◆ **What you will do**
Give every line again exactly as it appears, please, but not the pictures.

Figure collection entries:
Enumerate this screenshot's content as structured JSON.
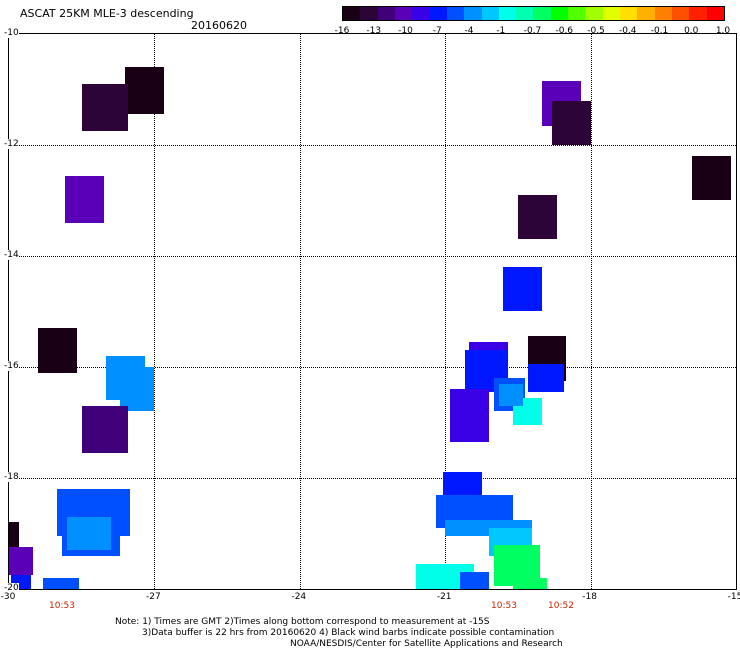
{
  "header": {
    "title": "ASCAT 25KM MLE-3 descending",
    "date": "20160620"
  },
  "colorbar": {
    "labels": [
      "-16",
      "-13",
      "-10",
      "-7",
      "-4",
      "-1",
      "-0.7",
      "-0.6",
      "-0.5",
      "-0.4",
      "-0.1",
      "0.0",
      "1.0"
    ],
    "colors": [
      "#1a0015",
      "#2c0438",
      "#40007a",
      "#5a00b8",
      "#3a00e6",
      "#0018ff",
      "#0050ff",
      "#0090ff",
      "#00c8ff",
      "#00ffe8",
      "#00ffb0",
      "#00ff60",
      "#00ff00",
      "#50ff00",
      "#a0ff00",
      "#e0ff00",
      "#ffe000",
      "#ffb000",
      "#ff8000",
      "#ff5000",
      "#ff2000",
      "#ff0000"
    ]
  },
  "axes": {
    "x_ticks": [
      "-30",
      "-27",
      "-24",
      "-21",
      "-18",
      "-15"
    ],
    "y_ticks": [
      "-10",
      "-12",
      "-14",
      "-16",
      "-18",
      "-20"
    ],
    "xlim": [
      -30,
      -15
    ],
    "ylim": [
      -20,
      -10
    ]
  },
  "times": [
    "10:53",
    "10:53",
    "10:52"
  ],
  "notes": {
    "line1": "Note: 1) Times are GMT 2)Times along bottom correspond to measurement at -15S",
    "line2": "3)Data buffer is 22 hrs from 20160620 4) Black wind barbs indicate possible contamination",
    "line3": "NOAA/NESDIS/Center for Satellite Applications and Research"
  },
  "palette": {
    "c1": "#1a0015",
    "c2": "#2c0438",
    "c3": "#40007a",
    "c4": "#5a00b8",
    "c5": "#3a00e6",
    "c6": "#0018ff",
    "c7": "#0050ff",
    "c8": "#0090ff",
    "c9": "#00c8ff",
    "c10": "#00ffe8",
    "c11": "#00ff60"
  },
  "cells": [
    {
      "lon": -27.6,
      "lat": -10.6,
      "w": 0.8,
      "h": 0.85,
      "c": "c1"
    },
    {
      "lon": -28.5,
      "lat": -10.9,
      "w": 0.95,
      "h": 0.85,
      "c": "c2"
    },
    {
      "lon": -28.85,
      "lat": -12.55,
      "w": 0.8,
      "h": 0.85,
      "c": "c4"
    },
    {
      "lon": -29.4,
      "lat": -15.3,
      "w": 0.8,
      "h": 0.8,
      "c": "c1"
    },
    {
      "lon": -28.0,
      "lat": -15.8,
      "w": 0.8,
      "h": 0.8,
      "c": "c8"
    },
    {
      "lon": -27.7,
      "lat": -16.0,
      "w": 0.7,
      "h": 0.8,
      "c": "c8"
    },
    {
      "lon": -28.5,
      "lat": -16.7,
      "w": 0.95,
      "h": 0.85,
      "c": "c3"
    },
    {
      "lon": -29.0,
      "lat": -18.2,
      "w": 1.5,
      "h": 0.85,
      "c": "c7"
    },
    {
      "lon": -28.9,
      "lat": -18.5,
      "w": 1.2,
      "h": 0.9,
      "c": "c7"
    },
    {
      "lon": -28.8,
      "lat": -18.7,
      "w": 0.9,
      "h": 0.6,
      "c": "c8"
    },
    {
      "lon": -30.0,
      "lat": -18.8,
      "w": 0.2,
      "h": 0.45,
      "c": "c1"
    },
    {
      "lon": -30.0,
      "lat": -19.25,
      "w": 0.5,
      "h": 0.5,
      "c": "c4"
    },
    {
      "lon": -29.95,
      "lat": -19.75,
      "w": 0.4,
      "h": 0.25,
      "c": "c6"
    },
    {
      "lon": -29.3,
      "lat": -19.8,
      "w": 0.75,
      "h": 0.2,
      "c": "c7"
    },
    {
      "lon": -19.0,
      "lat": -10.85,
      "w": 0.8,
      "h": 0.8,
      "c": "c4"
    },
    {
      "lon": -18.8,
      "lat": -11.2,
      "w": 0.8,
      "h": 0.8,
      "c": "c2"
    },
    {
      "lon": -15.9,
      "lat": -12.2,
      "w": 0.8,
      "h": 0.8,
      "c": "c1"
    },
    {
      "lon": -19.5,
      "lat": -12.9,
      "w": 0.8,
      "h": 0.8,
      "c": "c2"
    },
    {
      "lon": -19.8,
      "lat": -14.2,
      "w": 0.8,
      "h": 0.8,
      "c": "c6"
    },
    {
      "lon": -20.5,
      "lat": -15.55,
      "w": 0.8,
      "h": 0.75,
      "c": "c5"
    },
    {
      "lon": -20.6,
      "lat": -15.7,
      "w": 0.9,
      "h": 0.75,
      "c": "c6"
    },
    {
      "lon": -19.3,
      "lat": -15.45,
      "w": 0.8,
      "h": 0.8,
      "c": "c1"
    },
    {
      "lon": -19.3,
      "lat": -15.95,
      "w": 0.75,
      "h": 0.5,
      "c": "c6"
    },
    {
      "lon": -20.9,
      "lat": -16.4,
      "w": 0.8,
      "h": 0.95,
      "c": "c5"
    },
    {
      "lon": -20.0,
      "lat": -16.2,
      "w": 0.65,
      "h": 0.6,
      "c": "c7"
    },
    {
      "lon": -19.6,
      "lat": -16.55,
      "w": 0.6,
      "h": 0.5,
      "c": "c10"
    },
    {
      "lon": -19.9,
      "lat": -16.3,
      "w": 0.5,
      "h": 0.4,
      "c": "c8"
    },
    {
      "lon": -21.05,
      "lat": -17.9,
      "w": 0.8,
      "h": 0.55,
      "c": "c6"
    },
    {
      "lon": -21.2,
      "lat": -18.3,
      "w": 1.6,
      "h": 0.6,
      "c": "c7"
    },
    {
      "lon": -21.0,
      "lat": -18.75,
      "w": 1.8,
      "h": 0.3,
      "c": "c8"
    },
    {
      "lon": -20.1,
      "lat": -18.9,
      "w": 0.9,
      "h": 0.5,
      "c": "c9"
    },
    {
      "lon": -20.0,
      "lat": -19.2,
      "w": 0.95,
      "h": 0.45,
      "c": "c11"
    },
    {
      "lon": -20.0,
      "lat": -19.6,
      "w": 0.95,
      "h": 0.35,
      "c": "c11"
    },
    {
      "lon": -21.6,
      "lat": -19.55,
      "w": 1.2,
      "h": 0.45,
      "c": "c10"
    },
    {
      "lon": -20.7,
      "lat": -19.7,
      "w": 0.6,
      "h": 0.3,
      "c": "c7"
    },
    {
      "lon": -19.6,
      "lat": -19.8,
      "w": 0.7,
      "h": 0.2,
      "c": "c11"
    }
  ]
}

◆ **Task response**
Enumerate this screenshot's content as structured JSON.
{
  "header": {
    "title": "ASCAT 25KM MLE-3 descending",
    "date": "20160620"
  },
  "colorbar": {
    "labels": [
      "-16",
      "-13",
      "-10",
      "-7",
      "-4",
      "-1",
      "-0.7",
      "-0.6",
      "-0.5",
      "-0.4",
      "-0.1",
      "0.0",
      "1.0"
    ],
    "colors": [
      "#1a0015",
      "#2c0438",
      "#40007a",
      "#5a00b8",
      "#3a00e6",
      "#0018ff",
      "#0050ff",
      "#0090ff",
      "#00c8ff",
      "#00ffe8",
      "#00ffb0",
      "#00ff60",
      "#00ff00",
      "#50ff00",
      "#a0ff00",
      "#e0ff00",
      "#ffe000",
      "#ffb000",
      "#ff8000",
      "#ff5000",
      "#ff2000",
      "#ff0000"
    ]
  },
  "axes": {
    "x_ticks": [
      "-30",
      "-27",
      "-24",
      "-21",
      "-18",
      "-15"
    ],
    "y_ticks": [
      "-10",
      "-12",
      "-14",
      "-16",
      "-18",
      "-20"
    ],
    "xlim": [
      -30,
      -15
    ],
    "ylim": [
      -20,
      -10
    ]
  },
  "times": [
    "10:53",
    "10:53",
    "10:52"
  ],
  "notes": {
    "line1": "Note: 1) Times are GMT 2)Times along bottom correspond to measurement at -15S",
    "line2": "3)Data buffer is 22 hrs from 20160620 4) Black wind barbs indicate possible contamination",
    "line3": "NOAA/NESDIS/Center for Satellite Applications and Research"
  },
  "palette": {
    "c1": "#1a0015",
    "c2": "#2c0438",
    "c3": "#40007a",
    "c4": "#5a00b8",
    "c5": "#3a00e6",
    "c6": "#0018ff",
    "c7": "#0050ff",
    "c8": "#0090ff",
    "c9": "#00c8ff",
    "c10": "#00ffe8",
    "c11": "#00ff60"
  },
  "cells": [
    {
      "lon": -27.6,
      "lat": -10.6,
      "w": 0.8,
      "h": 0.85,
      "c": "c1"
    },
    {
      "lon": -28.5,
      "lat": -10.9,
      "w": 0.95,
      "h": 0.85,
      "c": "c2"
    },
    {
      "lon": -28.85,
      "lat": -12.55,
      "w": 0.8,
      "h": 0.85,
      "c": "c4"
    },
    {
      "lon": -29.4,
      "lat": -15.3,
      "w": 0.8,
      "h": 0.8,
      "c": "c1"
    },
    {
      "lon": -28.0,
      "lat": -15.8,
      "w": 0.8,
      "h": 0.8,
      "c": "c8"
    },
    {
      "lon": -27.7,
      "lat": -16.0,
      "w": 0.7,
      "h": 0.8,
      "c": "c8"
    },
    {
      "lon": -28.5,
      "lat": -16.7,
      "w": 0.95,
      "h": 0.85,
      "c": "c3"
    },
    {
      "lon": -29.0,
      "lat": -18.2,
      "w": 1.5,
      "h": 0.85,
      "c": "c7"
    },
    {
      "lon": -28.9,
      "lat": -18.5,
      "w": 1.2,
      "h": 0.9,
      "c": "c7"
    },
    {
      "lon": -28.8,
      "lat": -18.7,
      "w": 0.9,
      "h": 0.6,
      "c": "c8"
    },
    {
      "lon": -30.0,
      "lat": -18.8,
      "w": 0.2,
      "h": 0.45,
      "c": "c1"
    },
    {
      "lon": -30.0,
      "lat": -19.25,
      "w": 0.5,
      "h": 0.5,
      "c": "c4"
    },
    {
      "lon": -29.95,
      "lat": -19.75,
      "w": 0.4,
      "h": 0.25,
      "c": "c6"
    },
    {
      "lon": -29.3,
      "lat": -19.8,
      "w": 0.75,
      "h": 0.2,
      "c": "c7"
    },
    {
      "lon": -19.0,
      "lat": -10.85,
      "w": 0.8,
      "h": 0.8,
      "c": "c4"
    },
    {
      "lon": -18.8,
      "lat": -11.2,
      "w": 0.8,
      "h": 0.8,
      "c": "c2"
    },
    {
      "lon": -15.9,
      "lat": -12.2,
      "w": 0.8,
      "h": 0.8,
      "c": "c1"
    },
    {
      "lon": -19.5,
      "lat": -12.9,
      "w": 0.8,
      "h": 0.8,
      "c": "c2"
    },
    {
      "lon": -19.8,
      "lat": -14.2,
      "w": 0.8,
      "h": 0.8,
      "c": "c6"
    },
    {
      "lon": -20.5,
      "lat": -15.55,
      "w": 0.8,
      "h": 0.75,
      "c": "c5"
    },
    {
      "lon": -20.6,
      "lat": -15.7,
      "w": 0.9,
      "h": 0.75,
      "c": "c6"
    },
    {
      "lon": -19.3,
      "lat": -15.45,
      "w": 0.8,
      "h": 0.8,
      "c": "c1"
    },
    {
      "lon": -19.3,
      "lat": -15.95,
      "w": 0.75,
      "h": 0.5,
      "c": "c6"
    },
    {
      "lon": -20.9,
      "lat": -16.4,
      "w": 0.8,
      "h": 0.95,
      "c": "c5"
    },
    {
      "lon": -20.0,
      "lat": -16.2,
      "w": 0.65,
      "h": 0.6,
      "c": "c7"
    },
    {
      "lon": -19.6,
      "lat": -16.55,
      "w": 0.6,
      "h": 0.5,
      "c": "c10"
    },
    {
      "lon": -19.9,
      "lat": -16.3,
      "w": 0.5,
      "h": 0.4,
      "c": "c8"
    },
    {
      "lon": -21.05,
      "lat": -17.9,
      "w": 0.8,
      "h": 0.55,
      "c": "c6"
    },
    {
      "lon": -21.2,
      "lat": -18.3,
      "w": 1.6,
      "h": 0.6,
      "c": "c7"
    },
    {
      "lon": -21.0,
      "lat": -18.75,
      "w": 1.8,
      "h": 0.3,
      "c": "c8"
    },
    {
      "lon": -20.1,
      "lat": -18.9,
      "w": 0.9,
      "h": 0.5,
      "c": "c9"
    },
    {
      "lon": -20.0,
      "lat": -19.2,
      "w": 0.95,
      "h": 0.45,
      "c": "c11"
    },
    {
      "lon": -20.0,
      "lat": -19.6,
      "w": 0.95,
      "h": 0.35,
      "c": "c11"
    },
    {
      "lon": -21.6,
      "lat": -19.55,
      "w": 1.2,
      "h": 0.45,
      "c": "c10"
    },
    {
      "lon": -20.7,
      "lat": -19.7,
      "w": 0.6,
      "h": 0.3,
      "c": "c7"
    },
    {
      "lon": -19.6,
      "lat": -19.8,
      "w": 0.7,
      "h": 0.2,
      "c": "c11"
    }
  ]
}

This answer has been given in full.